---------- Recorded data

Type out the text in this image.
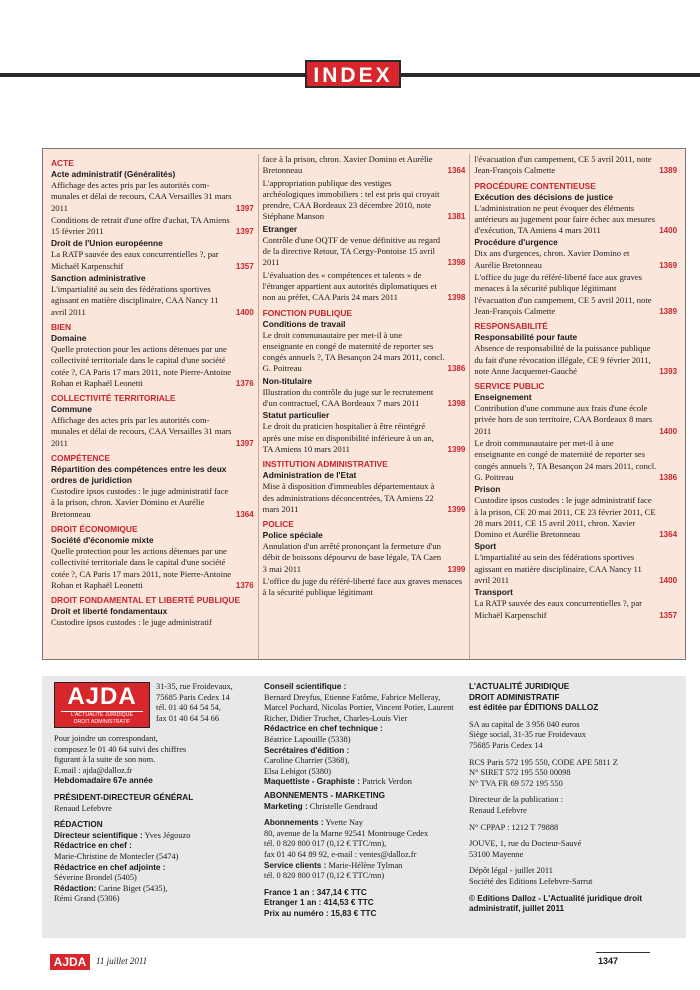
INDEX
ACTE
Acte administratif (Généralités)
Affichage des actes pris par les autorités com-munales et délai de recours, CAA Versailles 31 mars 2011	1397
Conditions de retrait d'une offre d'achat, TA Amiens 15 février 2011	1397
Droit de l'Union européenne
La RATP sauvée des eaux concurrentielles ?, par Michaël Karpenschif	1357
Sanction administrative
L'impartialité au sein des fédérations sportives agissant en matière disciplinaire, CAA Nancy 11 avril 2011	1400
BIEN
Domaine
Quelle protection pour les actions détenues par une collectivité territoriale dans le capital d'une société cotée ?, CA Paris 17 mars 2011, note Pierre-Antoine Rohan et Raphaël Leonetti	1376
COLLECTIVITÉ TERRITORIALE
Commune
Affichage des actes pris par les autorités com-munales et délai de recours, CAA Versailles 31 mars 2011	1397
COMPÉTENCE
Répartition des compétences entre les deux ordres de juridiction
Custodire ipsos custodes : le juge administratif face à la prison, chron. Xavier Domino et Aurélie Bretonneau	1364
DROIT ÉCONOMIQUE
Société d'économie mixte
Quelle protection pour les actions détenues par une collectivité territoriale dans le capital d'une société cotée ?, CA Paris 17 mars 2011, note Pierre-Antoine Rohan et Raphaël Leonetti	1376
DROIT FONDAMENTAL ET LIBERTÉ PUBLIQUE
Droit et liberté fondamentaux
Custodire ipsos custodes : le juge administratif
face à la prison, chron. Xavier Domino et Aurélie Bretonneau	1364
L'appropriation publique des vestiges archéologiques immobiliers : tel est pris qui croyait prendre, CAA Bordeaux 23 décembre 2010, note Stéphane Manson	1381
Etranger
Contrôle d'une OQTF de venue définitive au regard de la directive Retour, TA Cergy-Pontoise 15 avril 2011	1398
L'évaluation des « compétences et talents » de l'étranger appartient aux autorités diplomatiques et non au préfet, CAA Paris 24 mars 2011	1398
FONCTION PUBLIQUE
Conditions de travail
Le droit communautaire per met-il à une enseignante en congé de maternité de reporter ses congés annuels ?, TA Besançon 24 mars 2011, concl. G. Poitreau	1386
Non-titulaire
Illustration du contrôle du juge sur le recrutement d'un contractuel, CAA Bordeaux 7 mars 2011	1398
Statut particulier
Le droit du praticien hospitalier à être réintégré après une mise en disponibilité inférieure à un an, TA Amiens 10 mars 2011	1399
INSTITUTION ADMINISTRATIVE
Administration de l'Etat
Mise à disposition d'immeubles départementaux à des administrations déconcentrées, TA Amiens 22 mars 2011	1399
POLICE
Police spéciale
Annulation d'un arrêté prononçant la fermeture d'un débit de boissons dépourvu de base légale, TA Caen 3 mai 2011	1399
L'office du juge du référé-liberté face aux graves menaces à la sécurité publique légitimant
l'évacuation d'un campement, CE 5 avril 2011, note Jean-François Calmette	1389
PROCÉDURE CONTENTIEUSE
Exécution des décisions de justice
L'administration ne peut évoquer des éléments antérieurs au jugement pour faire échec aux mesures d'exécution, TA Amiens 4 mars 2011	1400
Procédure d'urgence
Dix ans d'urgences, chron. Xavier Domino et Aurélie Bretonneau	1369
L'office du juge du référé-liberté face aux graves menaces à la sécurité publique légitimant l'évacuation d'un campement, CE 5 avril 2011, note Jean-François Calmette	1389
RESPONSABILITÉ
Responsabilité pour faute
Absence de responsabilité de la puissance publique du fait d'une révocation illégale, CE 9 février 2011, note Anne Jacquemet-Gauché	1393
SERVICE PUBLIC
Enseignement
Contribution d'une commune aux frais d'une école privée hors de son territoire, CAA Bordeaux 8 mars 2011	1400
Le droit communautaire per met-il à une enseignante en congé de maternité de reporter ses congés annuels ?, TA Besançon 24 mars 2011, concl. G. Poitreau	1386
Prison
Custodire ipsos custodes : le juge administratif face à la prison, CE 20 mai 2011, CE 23 février 2011, CE 28 mars 2011, CE 15 avril 2011, chron. Xavier Domino et Aurélie Bretonneau	1364
Sport
L'impartialité au sein des fédérations sportives agissant en matière disciplinaire, CAA Nancy 11 avril 2011	1400
Transport
La RATP sauvée des eaux concurrentielles ?, par Michaël Karpenschif	1357
AJDA
L'ACTUALITÉ JURIDIQUE
DROIT ADMINISTRATIF
31-35, rue Froidevaux,
75685 Paris Cedex 14
tél. 01 40 64 54 54,
fax 01 40 64 54 66
Pour joindre un correspondant,
composez le 01 40 64 suivi des chiffres
figurant à la suite de son nom.
E.mail : ajda@dalloz.fr
Hebdomadaire 67e année
PRÉSIDENT-DIRECTEUR GÉNÉRAL
Renaud Lefebvre
RÉDACTION
Directeur scientifique : Yves Jégouzo
Rédactrice en chef :
Marie-Christine de Montecler (5474)
Rédactrice en chef adjointe :
Séverine Brondel (5405)
Rédaction: Carine Biget (5435),
Rémi Grand (5306)
Conseil scientifique :
Bernard Dreyfus, Etienne Fatôme, Fabrice Melleray, Marcel Pochard, Nicolas Portier, Vincent Potier, Laurent Richer, Didier Truchet, Charles-Louis Vier
Rédactrice en chef technique :
Béatrice Lapouille (5338)
Secrétaires d'édition :
Caroline Charrier (5368),
Elsa Lebigot (5380)
Maquettiste - Graphiste : Patrick Verdon
ABONNEMENTS - MARKETING
Marketing : Christelle Gendraud
Abonnements : Yvette Nay
80, avenue de la Marne 92541 Montrouge Cedex
tél. 0 820 800 017 (0,12 € TTC/mn),
fax 01 40 64 89 92, e-mail : ventes@dalloz.fr
Service clients : Marie-Hélène Tylman
tél. 0 820 800 017 (0,12 € TTC/mn)
France 1 an : 347,14 € TTC
Etranger 1 an : 414,53 € TTC
Prix au numéro : 15,83 € TTC
L'ACTUALITÉ JURIDIQUE
DROIT ADMINISTRATIF
est éditée par ÉDITIONS DALLOZ
SA au capital de 3 956 040 euros
Siège social, 31-35 rue Froidevaux
75685 Paris Cedex 14
RCS Paris 572 195 550, CODE APE 5811 Z
N° SIRET 572 195 550 00098
N° TVA FR 69 572 195 550
Directeur de la publication :
Renaud Lefebvre
N° CPPAP : 1212 T 79888
JOUVE, 1, rue du Docteur-Sauvé
53100 Mayenne
Dépôt légal - juillet 2011
Société des Editions Lefebvre-Sarrut
© Editions Dalloz - L'Actualité juridique droit administratif, juillet 2011
AJDA	11 juillet 2011	1347
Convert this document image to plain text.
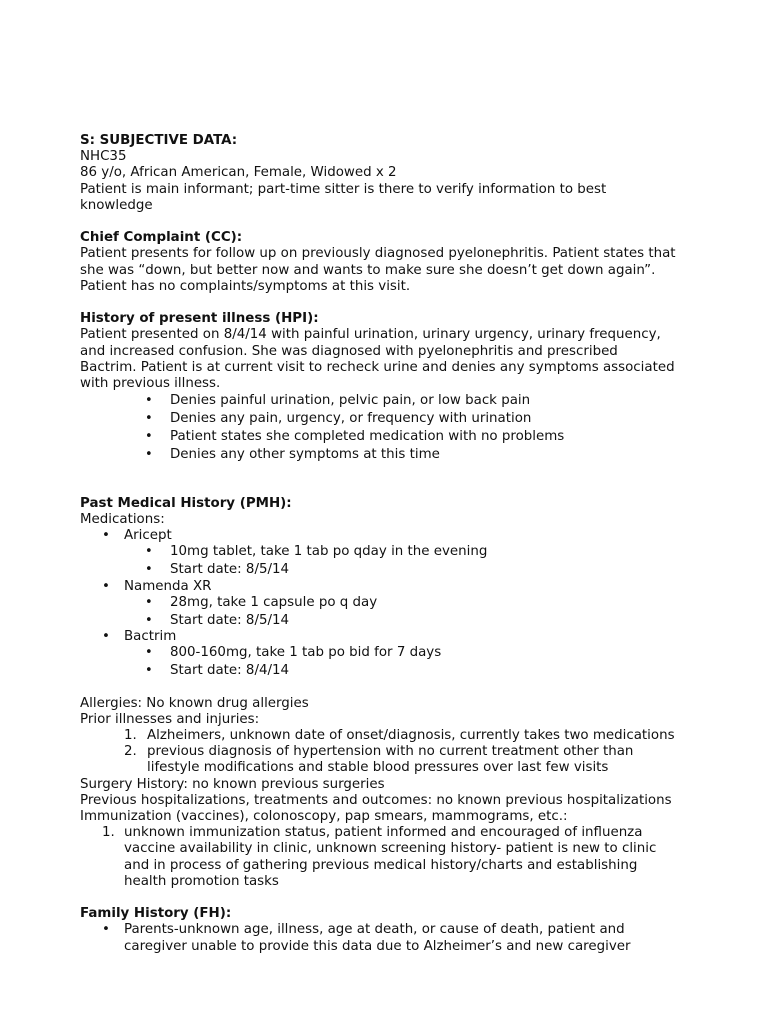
S: SUBJECTIVE DATA:
NHC35
86 y/o, African American, Female, Widowed x 2
Patient is main informant; part-time sitter is there to verify information to best
knowledge
Chief Complaint (CC):
Patient presents for follow up on previously diagnosed pyelonephritis. Patient states that
she was “down, but better now and wants to make sure she doesn’t get down again”.
Patient has no complaints/symptoms at this visit.
History of present illness (HPI):
Patient presented on 8/4/14 with painful urination, urinary urgency, urinary frequency,
and increased confusion. She was diagnosed with pyelonephritis and prescribed
Bactrim. Patient is at current visit to recheck urine and denies any symptoms associated
with previous illness.
• Denies painful urination, pelvic pain, or low back pain
• Denies any pain, urgency, or frequency with urination
• Patient states she completed medication with no problems
• Denies any other symptoms at this time
Past Medical History (PMH):
Medications:
• Aricept
• 10mg tablet, take 1 tab po qday in the evening
• Start date: 8/5/14
• Namenda XR
• 28mg, take 1 capsule po q day
• Start date: 8/5/14
• Bactrim
• 800-160mg, take 1 tab po bid for 7 days
• Start date: 8/4/14
Allergies: No known drug allergies
Prior illnesses and injuries:
1. Alzheimers, unknown date of onset/diagnosis, currently takes two medications
2. previous diagnosis of hypertension with no current treatment other than
lifestyle modifications and stable blood pressures over last few visits
Surgery History: no known previous surgeries
Previous hospitalizations, treatments and outcomes: no known previous hospitalizations
Immunization (vaccines), colonoscopy, pap smears, mammograms, etc.:
1. unknown immunization status, patient informed and encouraged of influenza
vaccine availability in clinic, unknown screening history- patient is new to clinic
and in process of gathering previous medical history/charts and establishing
health promotion tasks
Family History (FH):
• Parents-unknown age, illness, age at death, or cause of death, patient and
caregiver unable to provide this data due to Alzheimer’s and new caregiver
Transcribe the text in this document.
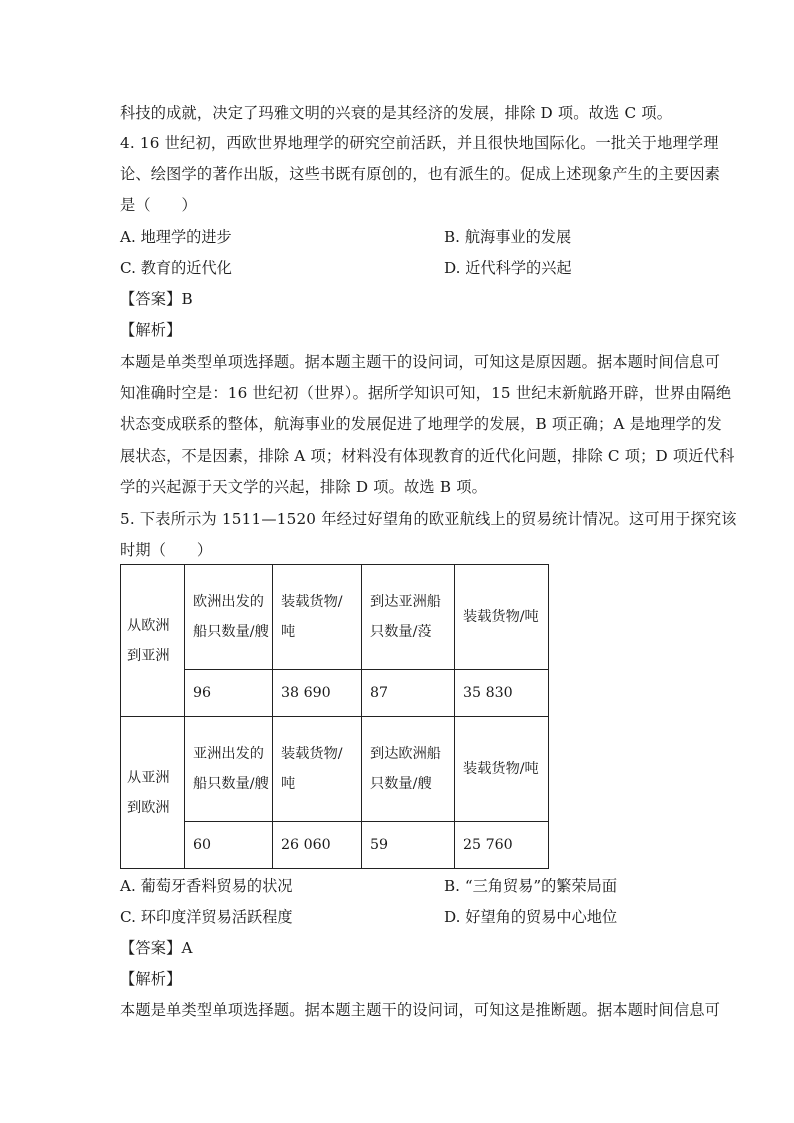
科技的成就，决定了玛雅文明的兴衰的是其经济的发展，排除 D 项。故选 C 项。
4. 16 世纪初，西欧世界地理学的研究空前活跃，并且很快地国际化。一批关于地理学理
论、绘图学的著作出版，这些书既有原创的，也有派生的。促成上述现象产生的主要因素
是（　　）
A. 地理学的进步	B. 航海事业的发展
C. 教育的近代化	D. 近代科学的兴起
【答案】B
【解析】
本题是单类型单项选择题。据本题主题干的设问词，可知这是原因题。据本题时间信息可
知准确时空是：16 世纪初（世界）。据所学知识可知，15 世纪末新航路开辟，世界由隔绝
状态变成联系的整体，航海事业的发展促进了地理学的发展，B 项正确；A 是地理学的发
展状态，不是因素，排除 A 项；材料没有体现教育的近代化问题，排除 C 项；D 项近代科
学的兴起源于天文学的兴起，排除 D 项。故选 B 项。
5. 下表所示为 1511—1520 年经过好望角的欧亚航线上的贸易统计情况。这可用于探究该
时期（　　）
从欧洲到亚洲	欧洲出发的船只数量/艘	装载货物/吨	到达亚洲船只数量/莈	装载货物/吨

	96	38 690	87	35 830

从亚洲到欧洲	亚洲出发的船只数量/艘	装载货物/吨	到达欧洲船只数量/艘	装载货物/吨

	60	26 060	59	25 760
A. 葡萄牙香料贸易的状况	B. “三角贸易”的繁荣局面
C. 环印度洋贸易活跃程度	D. 好望角的贸易中心地位
【答案】A
【解析】
本题是单类型单项选择题。据本题主题干的设问词，可知这是推断题。据本题时间信息可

--------------------

(Directions for this task): Select all lines in the listing that include the word "François".

(Result below):
l'évacuation d'un campement, CE 5 avril 2011, note Jean-François Calmette	1389
L'office du juge du référé-liberté face aux graves menaces à la sécurité publique légitimant l'évacuation d'un campement, CE 5 avril 2011, note Jean-François Calmette	1389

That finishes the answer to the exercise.